§ **OBJECTIVE**: Quote, verbatim, all material below, without pictures.

Stored data
================================
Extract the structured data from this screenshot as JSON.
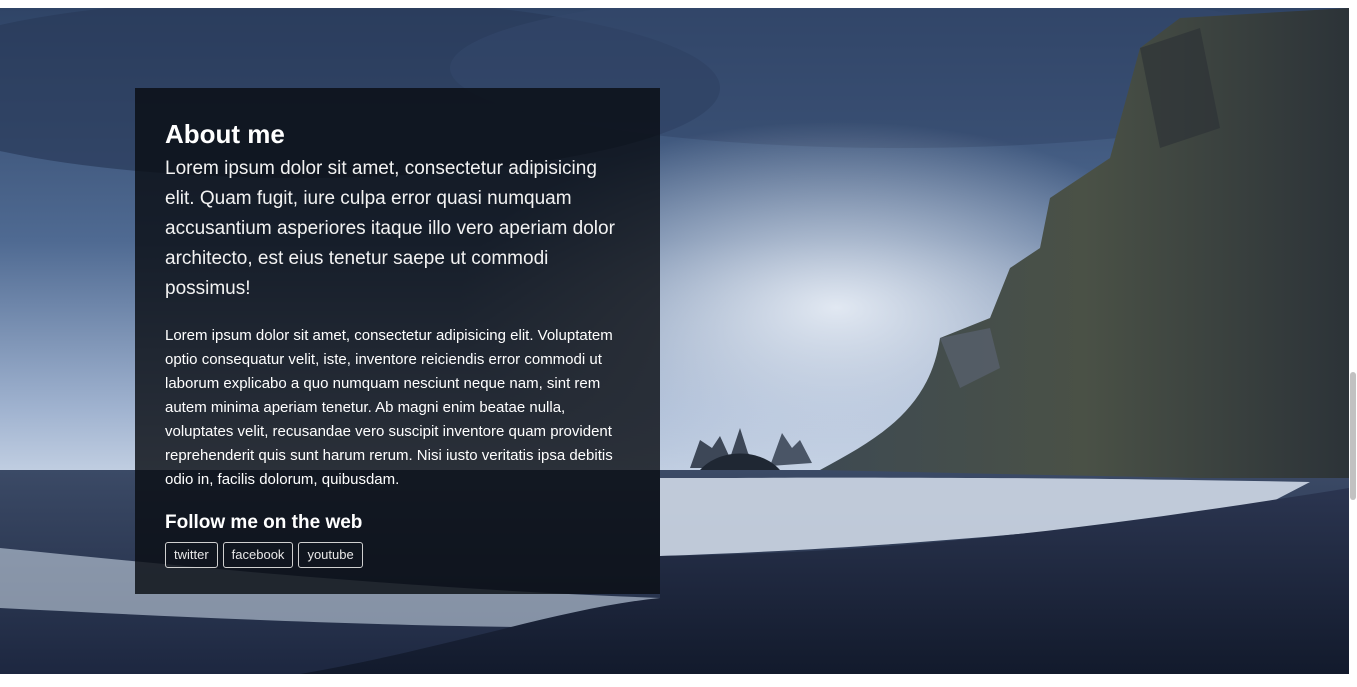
{
  "about": {
    "title": "About me",
    "lead": "Lorem ipsum dolor sit amet, consectetur adipisicing elit. Quam fugit, iure culpa error quasi numquam accusantium asperiores itaque illo vero aperiam dolor architecto, est eius tenetur saepe ut commodi possimus!",
    "body": "Lorem ipsum dolor sit amet, consectetur adipisicing elit. Voluptatem optio consequatur velit, iste, inventore reiciendis error commodi ut laborum explicabo a quo numquam nesciunt neque nam, sint rem autem minima aperiam tenetur. Ab magni enim beatae nulla, voluptates velit, recusandae vero suscipit inventore quam provident reprehenderit quis sunt harum rerum. Nisi iusto veritatis ipsa debitis odio in, facilis dolorum, quibusdam."
  },
  "follow": {
    "title": "Follow me on the web",
    "links": [
      {
        "label": "twitter"
      },
      {
        "label": "facebook"
      },
      {
        "label": "youtube"
      }
    ]
  },
  "colors": {
    "panel_background": "#0a0d14",
    "text": "#ffffff",
    "button_border": "#d0d0d0"
  }
}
================================
§ **RESPONSE TO THE TASK**:
Extract the structured data from this screenshot as JSON.
{
  "about": {
    "title": "About me",
    "lead": "Lorem ipsum dolor sit amet, consectetur adipisicing elit. Quam fugit, iure culpa error quasi numquam accusantium asperiores itaque illo vero aperiam dolor architecto, est eius tenetur saepe ut commodi possimus!",
    "body": "Lorem ipsum dolor sit amet, consectetur adipisicing elit. Voluptatem optio consequatur velit, iste, inventore reiciendis error commodi ut laborum explicabo a quo numquam nesciunt neque nam, sint rem autem minima aperiam tenetur. Ab magni enim beatae nulla, voluptates velit, recusandae vero suscipit inventore quam provident reprehenderit quis sunt harum rerum. Nisi iusto veritatis ipsa debitis odio in, facilis dolorum, quibusdam."
  },
  "follow": {
    "title": "Follow me on the web",
    "links": [
      {
        "label": "twitter"
      },
      {
        "label": "facebook"
      },
      {
        "label": "youtube"
      }
    ]
  },
  "colors": {
    "panel_background": "#0a0d14",
    "text": "#ffffff",
    "button_border": "#d0d0d0"
  }
}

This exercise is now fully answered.